● RAW DATA:
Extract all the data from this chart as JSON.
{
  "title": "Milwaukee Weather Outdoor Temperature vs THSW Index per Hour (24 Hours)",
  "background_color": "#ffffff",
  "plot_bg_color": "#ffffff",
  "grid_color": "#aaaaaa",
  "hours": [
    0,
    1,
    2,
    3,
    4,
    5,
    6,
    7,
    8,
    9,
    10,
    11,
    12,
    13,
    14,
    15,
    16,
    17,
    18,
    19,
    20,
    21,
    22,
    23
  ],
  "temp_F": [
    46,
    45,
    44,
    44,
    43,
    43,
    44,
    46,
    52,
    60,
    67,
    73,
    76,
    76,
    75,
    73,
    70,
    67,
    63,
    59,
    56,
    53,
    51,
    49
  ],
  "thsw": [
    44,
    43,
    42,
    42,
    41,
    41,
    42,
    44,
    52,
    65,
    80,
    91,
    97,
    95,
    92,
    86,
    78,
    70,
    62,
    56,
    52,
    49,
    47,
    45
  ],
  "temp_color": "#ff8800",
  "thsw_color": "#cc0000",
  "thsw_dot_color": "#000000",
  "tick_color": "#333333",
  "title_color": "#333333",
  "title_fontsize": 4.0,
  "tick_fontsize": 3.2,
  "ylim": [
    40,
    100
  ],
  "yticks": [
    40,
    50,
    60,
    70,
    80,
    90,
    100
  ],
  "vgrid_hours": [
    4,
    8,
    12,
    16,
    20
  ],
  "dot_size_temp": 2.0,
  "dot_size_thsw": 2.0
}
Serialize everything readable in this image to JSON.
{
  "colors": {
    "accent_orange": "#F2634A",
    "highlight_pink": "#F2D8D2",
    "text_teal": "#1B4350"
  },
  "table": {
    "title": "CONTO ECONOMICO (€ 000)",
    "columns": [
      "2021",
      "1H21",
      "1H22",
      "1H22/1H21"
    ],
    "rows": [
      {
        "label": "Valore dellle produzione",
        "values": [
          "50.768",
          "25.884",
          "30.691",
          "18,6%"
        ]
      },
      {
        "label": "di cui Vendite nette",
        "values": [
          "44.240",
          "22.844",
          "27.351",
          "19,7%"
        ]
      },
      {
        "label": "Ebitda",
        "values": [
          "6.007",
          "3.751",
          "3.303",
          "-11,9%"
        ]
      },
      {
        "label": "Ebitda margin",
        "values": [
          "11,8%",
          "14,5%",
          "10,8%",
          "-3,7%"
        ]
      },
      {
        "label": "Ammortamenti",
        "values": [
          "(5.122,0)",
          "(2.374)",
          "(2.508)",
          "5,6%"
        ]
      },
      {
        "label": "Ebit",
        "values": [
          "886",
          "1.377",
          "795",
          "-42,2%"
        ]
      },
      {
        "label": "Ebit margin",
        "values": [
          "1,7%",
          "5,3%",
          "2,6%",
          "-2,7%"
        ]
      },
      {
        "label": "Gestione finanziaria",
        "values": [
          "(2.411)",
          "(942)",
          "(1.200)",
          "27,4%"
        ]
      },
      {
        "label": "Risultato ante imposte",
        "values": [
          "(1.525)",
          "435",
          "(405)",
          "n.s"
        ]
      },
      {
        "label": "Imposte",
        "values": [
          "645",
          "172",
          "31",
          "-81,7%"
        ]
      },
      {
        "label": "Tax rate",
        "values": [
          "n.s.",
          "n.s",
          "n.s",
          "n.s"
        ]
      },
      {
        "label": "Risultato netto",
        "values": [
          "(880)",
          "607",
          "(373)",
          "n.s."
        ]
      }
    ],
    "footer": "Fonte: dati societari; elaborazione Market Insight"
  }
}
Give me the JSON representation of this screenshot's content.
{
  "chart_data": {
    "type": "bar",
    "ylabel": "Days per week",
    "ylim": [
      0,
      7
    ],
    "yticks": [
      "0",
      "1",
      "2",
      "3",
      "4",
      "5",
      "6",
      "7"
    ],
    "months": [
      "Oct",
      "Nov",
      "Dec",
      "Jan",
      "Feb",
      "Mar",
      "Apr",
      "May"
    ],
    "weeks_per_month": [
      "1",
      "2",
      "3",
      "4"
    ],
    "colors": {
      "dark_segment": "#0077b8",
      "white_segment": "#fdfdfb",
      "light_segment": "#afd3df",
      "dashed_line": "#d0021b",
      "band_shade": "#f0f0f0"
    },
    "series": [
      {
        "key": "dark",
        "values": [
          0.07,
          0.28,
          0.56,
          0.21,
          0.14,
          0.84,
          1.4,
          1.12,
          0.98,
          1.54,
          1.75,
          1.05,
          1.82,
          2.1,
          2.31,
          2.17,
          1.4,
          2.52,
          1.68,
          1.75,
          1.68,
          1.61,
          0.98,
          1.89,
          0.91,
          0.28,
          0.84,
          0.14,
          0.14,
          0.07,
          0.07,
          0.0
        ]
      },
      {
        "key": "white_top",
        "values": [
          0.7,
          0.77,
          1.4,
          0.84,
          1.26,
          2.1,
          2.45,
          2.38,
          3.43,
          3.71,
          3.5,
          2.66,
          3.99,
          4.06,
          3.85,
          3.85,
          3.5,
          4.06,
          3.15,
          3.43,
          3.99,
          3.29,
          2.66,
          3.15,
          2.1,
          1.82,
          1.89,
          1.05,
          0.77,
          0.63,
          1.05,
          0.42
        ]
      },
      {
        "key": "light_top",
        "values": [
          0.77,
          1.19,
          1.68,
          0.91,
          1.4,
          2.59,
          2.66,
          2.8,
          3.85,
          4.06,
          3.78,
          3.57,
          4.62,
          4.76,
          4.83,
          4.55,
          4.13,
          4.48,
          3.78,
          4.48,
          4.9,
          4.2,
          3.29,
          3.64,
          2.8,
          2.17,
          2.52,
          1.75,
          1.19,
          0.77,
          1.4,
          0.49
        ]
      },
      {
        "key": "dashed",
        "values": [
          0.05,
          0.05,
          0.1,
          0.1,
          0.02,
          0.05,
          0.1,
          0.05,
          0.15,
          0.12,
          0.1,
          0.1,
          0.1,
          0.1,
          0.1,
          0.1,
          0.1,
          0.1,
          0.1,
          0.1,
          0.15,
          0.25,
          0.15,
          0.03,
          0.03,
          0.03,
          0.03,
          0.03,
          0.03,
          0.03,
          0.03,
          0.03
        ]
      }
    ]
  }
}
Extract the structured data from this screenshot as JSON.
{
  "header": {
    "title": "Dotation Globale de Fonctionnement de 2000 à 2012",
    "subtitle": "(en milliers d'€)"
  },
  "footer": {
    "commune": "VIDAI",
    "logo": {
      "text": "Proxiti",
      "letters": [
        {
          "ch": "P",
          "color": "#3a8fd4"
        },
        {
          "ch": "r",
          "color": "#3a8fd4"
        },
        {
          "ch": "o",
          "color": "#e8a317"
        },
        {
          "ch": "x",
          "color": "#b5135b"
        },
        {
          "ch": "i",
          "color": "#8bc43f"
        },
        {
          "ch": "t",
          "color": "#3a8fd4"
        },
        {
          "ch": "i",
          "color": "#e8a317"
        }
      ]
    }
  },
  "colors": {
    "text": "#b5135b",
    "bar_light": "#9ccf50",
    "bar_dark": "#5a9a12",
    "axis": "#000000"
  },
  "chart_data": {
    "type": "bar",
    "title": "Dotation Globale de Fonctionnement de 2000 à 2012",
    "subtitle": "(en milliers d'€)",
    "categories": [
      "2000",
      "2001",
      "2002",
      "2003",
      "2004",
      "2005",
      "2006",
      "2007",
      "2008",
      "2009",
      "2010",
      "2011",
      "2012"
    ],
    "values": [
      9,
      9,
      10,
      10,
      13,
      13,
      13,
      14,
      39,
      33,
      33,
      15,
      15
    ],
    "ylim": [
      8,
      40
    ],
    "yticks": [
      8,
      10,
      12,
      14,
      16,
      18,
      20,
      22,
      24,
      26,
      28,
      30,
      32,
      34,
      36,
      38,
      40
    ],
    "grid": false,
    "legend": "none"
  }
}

● PROBLEM REQUIREMENTS: Copy all lines from the material that contain "screenshot".

● ANSWER TO THE EXERCISE:
Give me the JSON representation of this screenshot's content.
Extract the structured data from this screenshot as JSON.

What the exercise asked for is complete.